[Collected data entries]
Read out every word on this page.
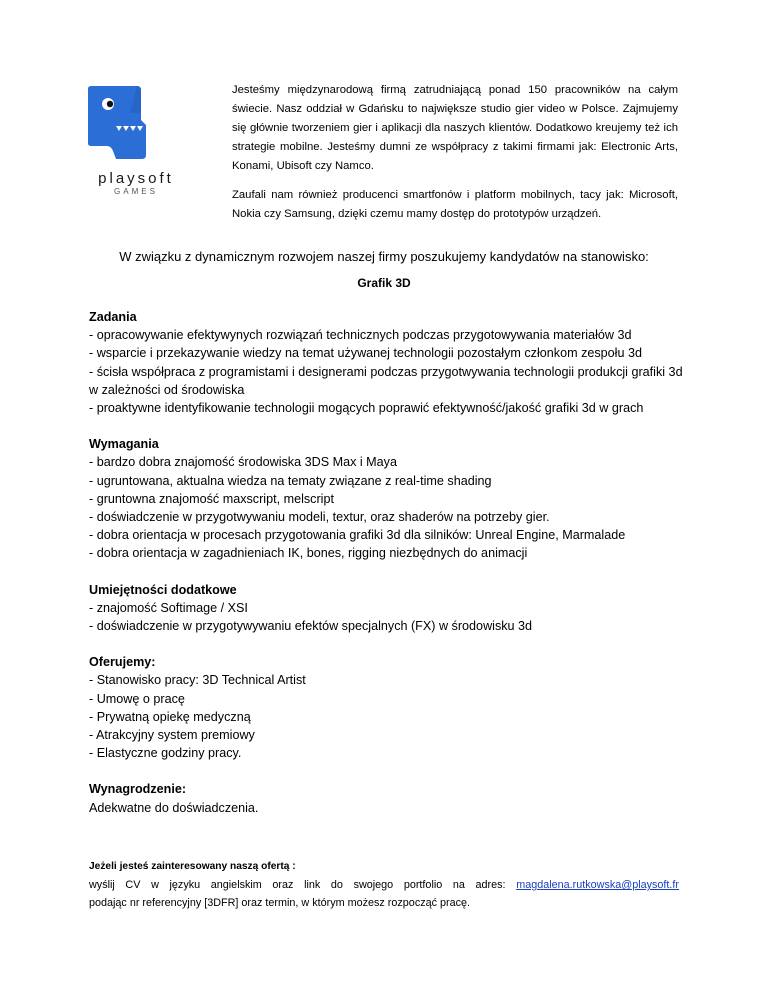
playsoft
GAMES

Jesteśmy międzynarodową firmą zatrudniającą ponad 150 pracowników na całym świecie. Nasz oddział w Gdańsku to największe studio gier video w Polsce. Zajmujemy się głównie tworzeniem gier i aplikacji dla naszych klientów. Dodatkowo kreujemy też ich strategie mobilne. Jesteśmy dumni ze współpracy z takimi firmami jak: Electronic Arts, Konami, Ubisoft czy Namco.

Zaufali nam również producenci smartfonów i platform mobilnych, tacy jak: Microsoft, Nokia czy Samsung, dzięki czemu mamy dostęp do prototypów urządzeń.

W związku z dynamicznym rozwojem naszej firmy poszukujemy kandydatów na stanowisko:
Grafik 3D
Zadania
- opracowywanie efektywynych rozwiązań technicznych podczas przygotowywania materiałów 3d
- wsparcie i przekazywanie wiedzy na temat używanej technologii pozostałym członkom zespołu 3d
- ścisła współpraca z programistami i designerami podczas przygotwywania technologii produkcji grafiki 3d w zależności od środowiska
- proaktywne identyfikowanie technologii mogących poprawić efektywność/jakość grafiki 3d w grach
Wymagania
- bardzo dobra znajomość środowiska 3DS Max i Maya
- ugruntowana, aktualna wiedza na tematy związane z real-time shading
- gruntowna znajomość maxscript, melscript
- doświadczenie w przygotwywaniu modeli, textur, oraz shaderów na potrzeby gier.
- dobra orientacja w procesach przygotowania grafiki 3d dla silników: Unreal Engine, Marmalade
- dobra orientacja w zagadnieniach IK, bones, rigging niezbędnych do animacji
Umiejętności dodatkowe
- znajomość Softimage / XSI
- doświadczenie w przygotywywaniu efektów specjalnych (FX) w środowisku 3d
Oferujemy:
- Stanowisko pracy: 3D Technical Artist
- Umowę o pracę
- Prywatną opiekę medyczną
- Atrakcyjny system premiowy
- Elastyczne godziny pracy.
Wynagrodzenie:
Adekwatne do doświadczenia.
Jeżeli jesteś zainteresowany naszą ofertą :
wyślij CV w języku angielskim oraz link do swojego portfolio na adres: magdalena.rutkowska@playsoft.fr
podając nr referencyjny [3DFR] oraz termin, w którym możesz rozpocząć pracę.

• [GIVEN EXERCISE]: Return each line where "oraz" shows up.

• [WRITTEN SOLUTION]:
- doświadczenie w przygotwywaniu modeli, textur, oraz shaderów na potrzeby gier.
wyślij CV w języku angielskim oraz link do swojego portfolio na adres: magdalena.rutkowska@playsoft.fr
podając nr referencyjny [3DFR] oraz termin, w którym możesz rozpocząć pracę.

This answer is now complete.